■ YOUR ASSIGNMENT ■
Your task is to transcribe each record exactly and to omit every image.

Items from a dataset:
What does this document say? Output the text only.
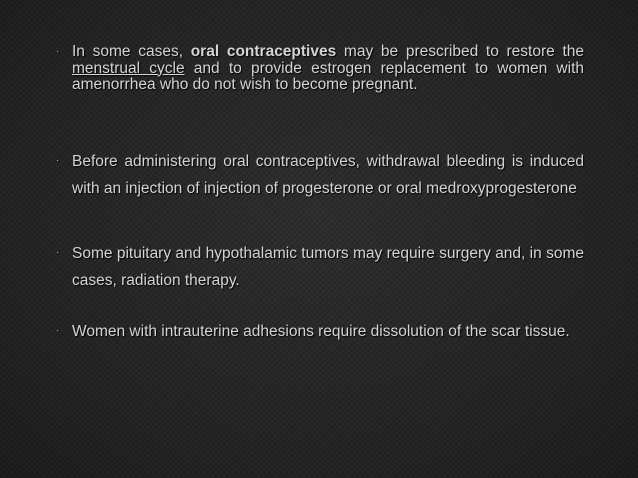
· In some cases, oral contraceptives may be prescribed to restore the menstrual cycle and to provide estrogen replacement to women with amenorrhea who do not wish to become pregnant.
· Before administering oral contraceptives, withdrawal bleeding is induced with an injection of injection of progesterone or oral medroxyprogesterone
· Some pituitary and hypothalamic tumors may require surgery and, in some cases, radiation therapy.
· Women with intrauterine adhesions require dissolution of the scar tissue.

■ WRITTEN RESPONSE ■
What does this document say? Output the text only.
· In some cases, oral contraceptives may be prescribed to restore the menstrual cycle and to provide estrogen replacement to women with amenorrhea who do not wish to become pregnant.
· Before administering oral contraceptives, withdrawal bleeding is induced with an injection of injection of progesterone or oral medroxyprogesterone
· Some pituitary and hypothalamic tumors may require surgery and, in some cases, radiation therapy.
· Women with intrauterine adhesions require dissolution of the scar tissue.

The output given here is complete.